**PROBLEM REQUIREMENTS**
Set each record down exactly, excluding all images.

**DATA TO PROCESS**
◆ ◆ ◆ ◆
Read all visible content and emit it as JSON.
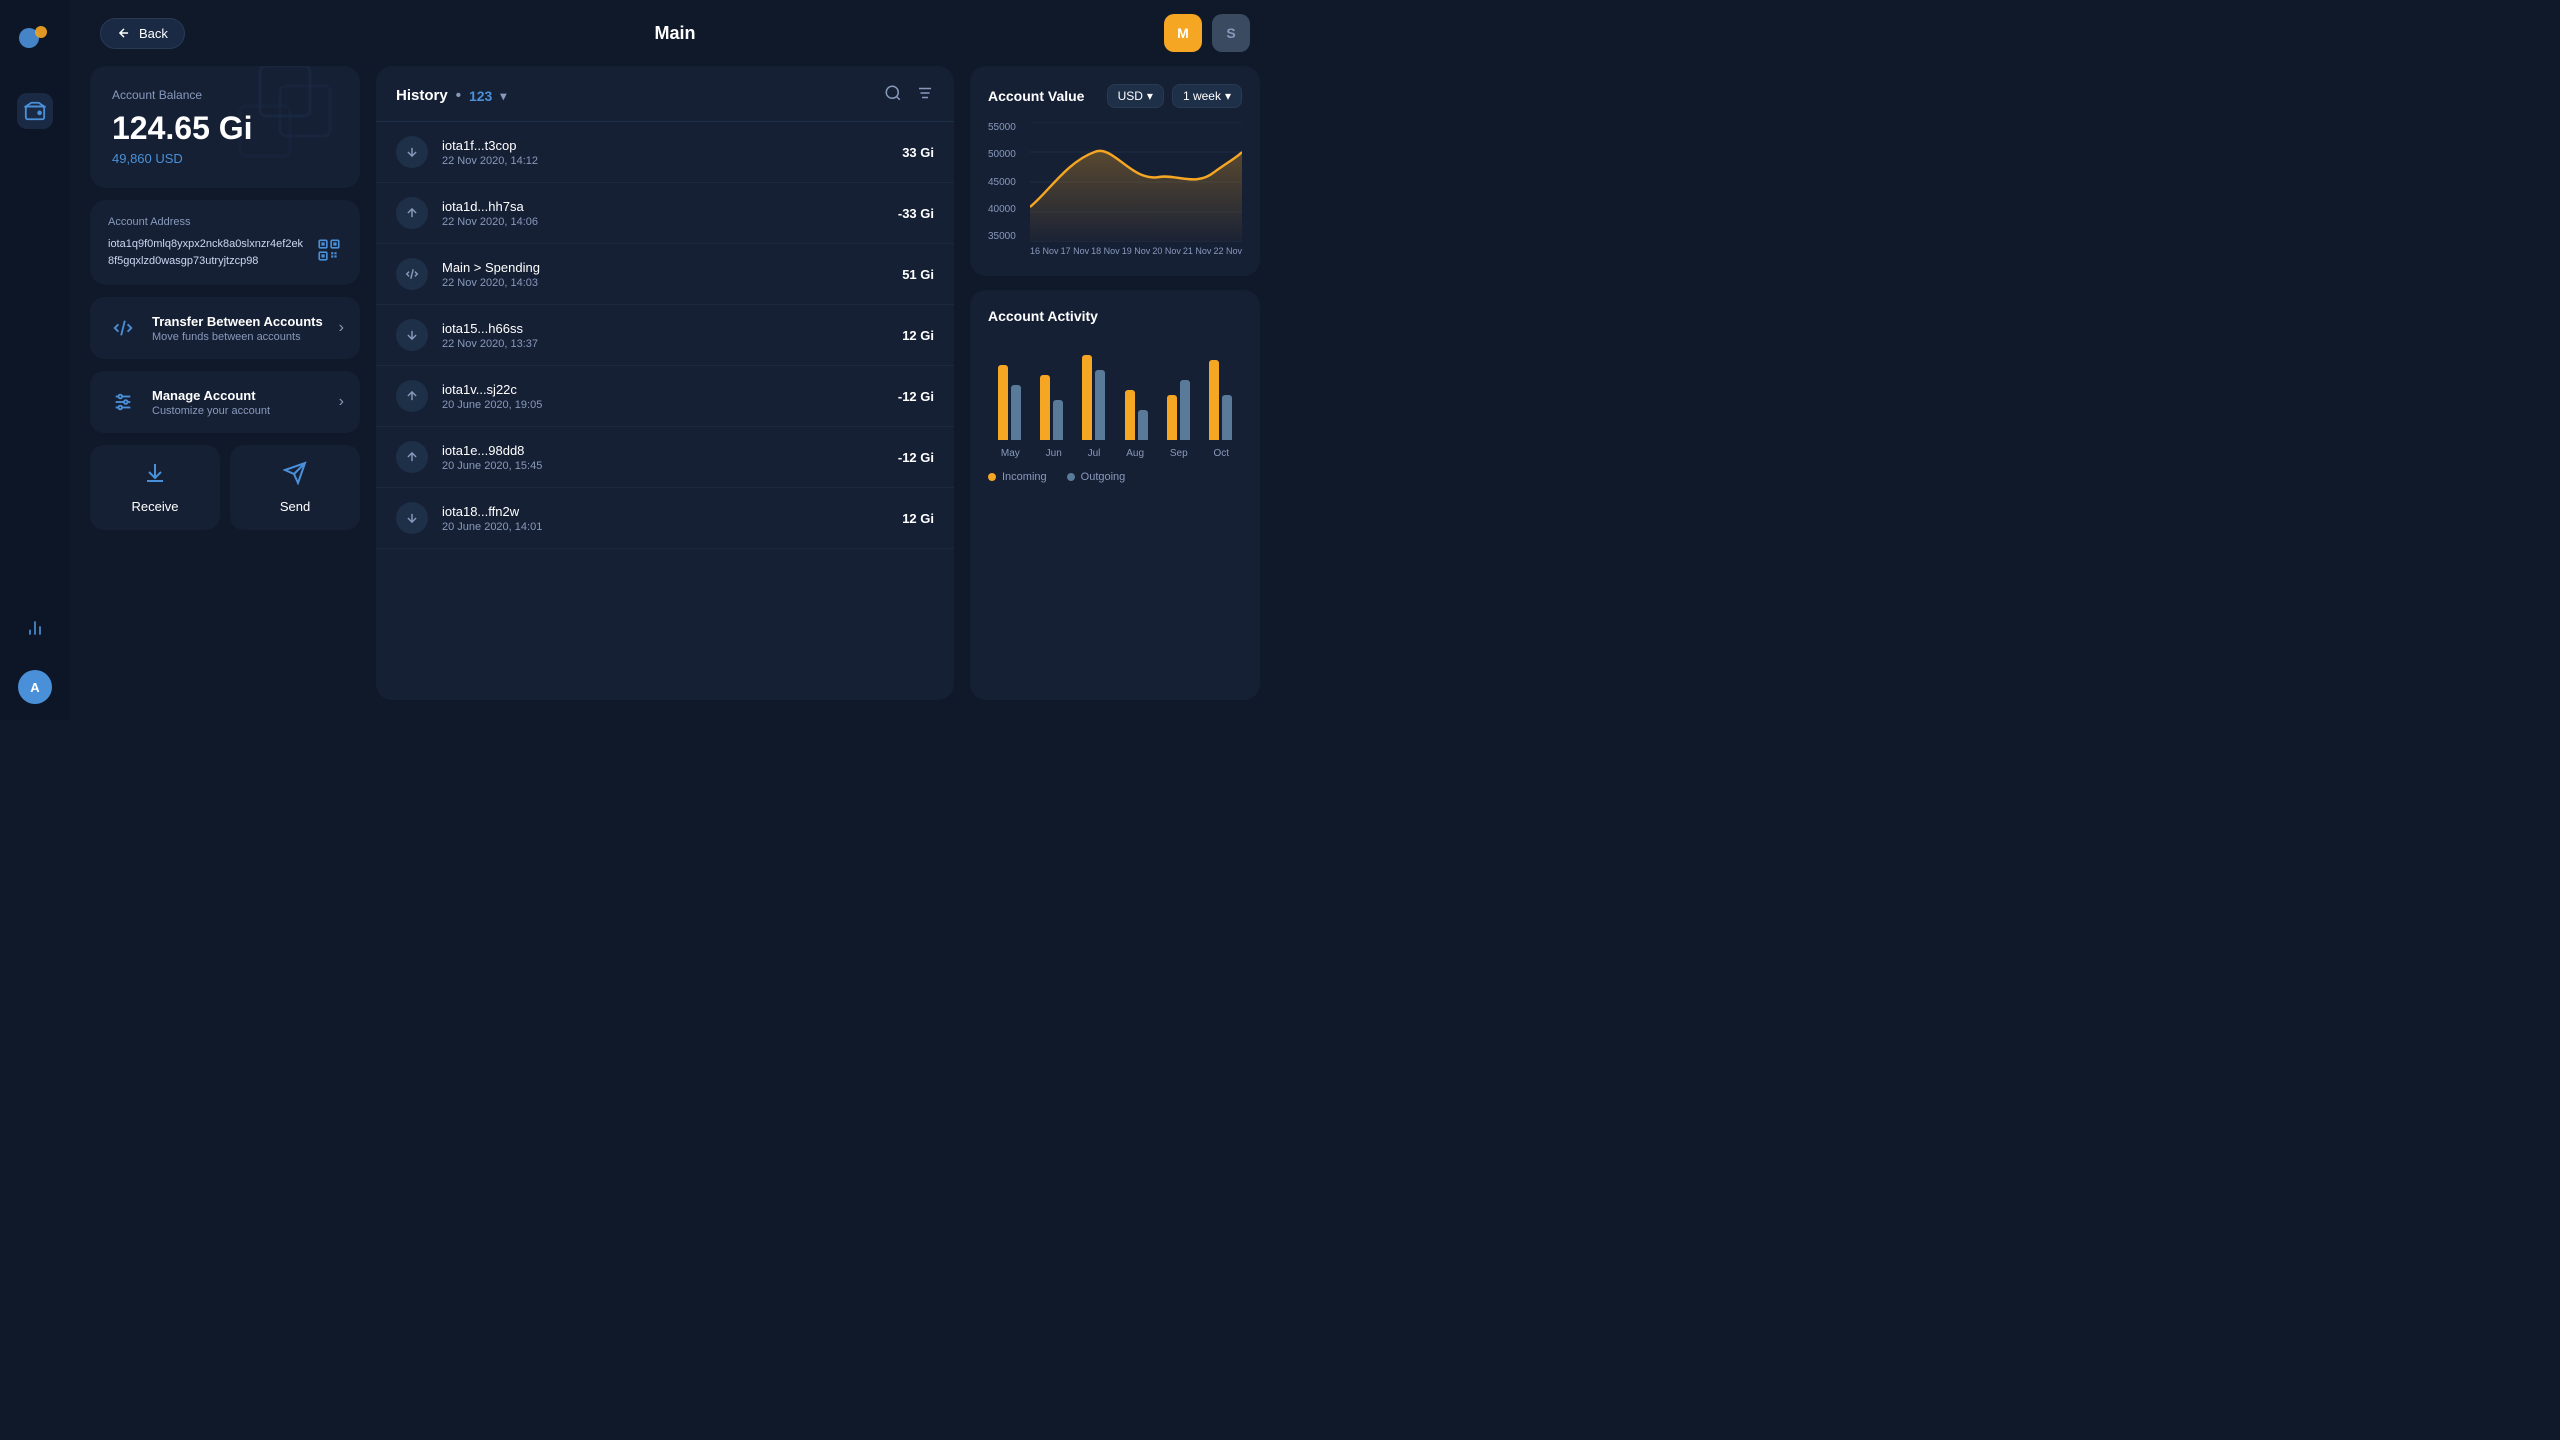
{
  "sidebar": {
    "logo_alt": "App logo",
    "items": [
      {
        "name": "wallet",
        "icon": "⊡",
        "active": true
      },
      {
        "name": "chart",
        "icon": "▐",
        "active": false
      }
    ],
    "bottom_avatar": {
      "label": "A",
      "color": "#4a90d9"
    }
  },
  "header": {
    "back_label": "Back",
    "title": "Main",
    "avatar_m": {
      "label": "M",
      "color": "#f5a623"
    },
    "avatar_s": {
      "label": "S",
      "color": "#5a7a9a"
    }
  },
  "left": {
    "balance_label": "Account Balance",
    "balance_amount": "124.65 Gi",
    "balance_usd": "49,860 USD",
    "address_label": "Account Address",
    "address_text": "iota1q9f0mlq8yxpx2nck8a0slxnzr4ef2ek8f5gqxlzd0wasgp73utryjtzcp98",
    "transfer_title": "Transfer Between Accounts",
    "transfer_subtitle": "Move funds between accounts",
    "manage_title": "Manage Account",
    "manage_subtitle": "Customize your account",
    "receive_label": "Receive",
    "send_label": "Send"
  },
  "history": {
    "title": "History",
    "count": "123",
    "transactions": [
      {
        "address": "iota1f...t3cop",
        "date": "22 Nov 2020, 14:12",
        "amount": "33 Gi",
        "type": "incoming"
      },
      {
        "address": "iota1d...hh7sa",
        "date": "22 Nov 2020, 14:06",
        "amount": "-33 Gi",
        "type": "outgoing"
      },
      {
        "address": "Main > Spending",
        "date": "22 Nov 2020, 14:03",
        "amount": "51 Gi",
        "type": "transfer"
      },
      {
        "address": "iota15...h66ss",
        "date": "22 Nov 2020, 13:37",
        "amount": "12 Gi",
        "type": "incoming"
      },
      {
        "address": "iota1v...sj22c",
        "date": "20 June 2020, 19:05",
        "amount": "-12 Gi",
        "type": "outgoing"
      },
      {
        "address": "iota1e...98dd8",
        "date": "20 June 2020, 15:45",
        "amount": "-12 Gi",
        "type": "outgoing"
      },
      {
        "address": "iota18...ffn2w",
        "date": "20 June 2020, 14:01",
        "amount": "12 Gi",
        "type": "incoming"
      }
    ]
  },
  "chart": {
    "title": "Account Value",
    "currency": "USD",
    "period": "1 week",
    "y_labels": [
      "55000",
      "50000",
      "45000",
      "40000",
      "35000"
    ],
    "x_labels": [
      "16 Nov",
      "17 Nov",
      "18 Nov",
      "19 Nov",
      "20 Nov",
      "21 Nov",
      "22 Nov"
    ]
  },
  "activity": {
    "title": "Account Activity",
    "x_labels": [
      "May",
      "Jun",
      "Jul",
      "Aug",
      "Sep",
      "Oct"
    ],
    "bars": [
      {
        "incoming": 75,
        "outgoing": 55
      },
      {
        "incoming": 65,
        "outgoing": 40
      },
      {
        "incoming": 85,
        "outgoing": 70
      },
      {
        "incoming": 50,
        "outgoing": 30
      },
      {
        "incoming": 45,
        "outgoing": 60
      },
      {
        "incoming": 80,
        "outgoing": 45
      }
    ],
    "legend_incoming": "Incoming",
    "legend_outgoing": "Outgoing"
  }
}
◆ ◆ ◆ ◆
**ANSWER**
Read all visible content and emit it as JSON.
{
  "sidebar": {
    "logo_alt": "App logo",
    "items": [
      {
        "name": "wallet",
        "icon": "⊡",
        "active": true
      },
      {
        "name": "chart",
        "icon": "▐",
        "active": false
      }
    ],
    "bottom_avatar": {
      "label": "A",
      "color": "#4a90d9"
    }
  },
  "header": {
    "back_label": "Back",
    "title": "Main",
    "avatar_m": {
      "label": "M",
      "color": "#f5a623"
    },
    "avatar_s": {
      "label": "S",
      "color": "#5a7a9a"
    }
  },
  "left": {
    "balance_label": "Account Balance",
    "balance_amount": "124.65 Gi",
    "balance_usd": "49,860 USD",
    "address_label": "Account Address",
    "address_text": "iota1q9f0mlq8yxpx2nck8a0slxnzr4ef2ek8f5gqxlzd0wasgp73utryjtzcp98",
    "transfer_title": "Transfer Between Accounts",
    "transfer_subtitle": "Move funds between accounts",
    "manage_title": "Manage Account",
    "manage_subtitle": "Customize your account",
    "receive_label": "Receive",
    "send_label": "Send"
  },
  "history": {
    "title": "History",
    "count": "123",
    "transactions": [
      {
        "address": "iota1f...t3cop",
        "date": "22 Nov 2020, 14:12",
        "amount": "33 Gi",
        "type": "incoming"
      },
      {
        "address": "iota1d...hh7sa",
        "date": "22 Nov 2020, 14:06",
        "amount": "-33 Gi",
        "type": "outgoing"
      },
      {
        "address": "Main > Spending",
        "date": "22 Nov 2020, 14:03",
        "amount": "51 Gi",
        "type": "transfer"
      },
      {
        "address": "iota15...h66ss",
        "date": "22 Nov 2020, 13:37",
        "amount": "12 Gi",
        "type": "incoming"
      },
      {
        "address": "iota1v...sj22c",
        "date": "20 June 2020, 19:05",
        "amount": "-12 Gi",
        "type": "outgoing"
      },
      {
        "address": "iota1e...98dd8",
        "date": "20 June 2020, 15:45",
        "amount": "-12 Gi",
        "type": "outgoing"
      },
      {
        "address": "iota18...ffn2w",
        "date": "20 June 2020, 14:01",
        "amount": "12 Gi",
        "type": "incoming"
      }
    ]
  },
  "chart": {
    "title": "Account Value",
    "currency": "USD",
    "period": "1 week",
    "y_labels": [
      "55000",
      "50000",
      "45000",
      "40000",
      "35000"
    ],
    "x_labels": [
      "16 Nov",
      "17 Nov",
      "18 Nov",
      "19 Nov",
      "20 Nov",
      "21 Nov",
      "22 Nov"
    ]
  },
  "activity": {
    "title": "Account Activity",
    "x_labels": [
      "May",
      "Jun",
      "Jul",
      "Aug",
      "Sep",
      "Oct"
    ],
    "bars": [
      {
        "incoming": 75,
        "outgoing": 55
      },
      {
        "incoming": 65,
        "outgoing": 40
      },
      {
        "incoming": 85,
        "outgoing": 70
      },
      {
        "incoming": 50,
        "outgoing": 30
      },
      {
        "incoming": 45,
        "outgoing": 60
      },
      {
        "incoming": 80,
        "outgoing": 45
      }
    ],
    "legend_incoming": "Incoming",
    "legend_outgoing": "Outgoing"
  }
}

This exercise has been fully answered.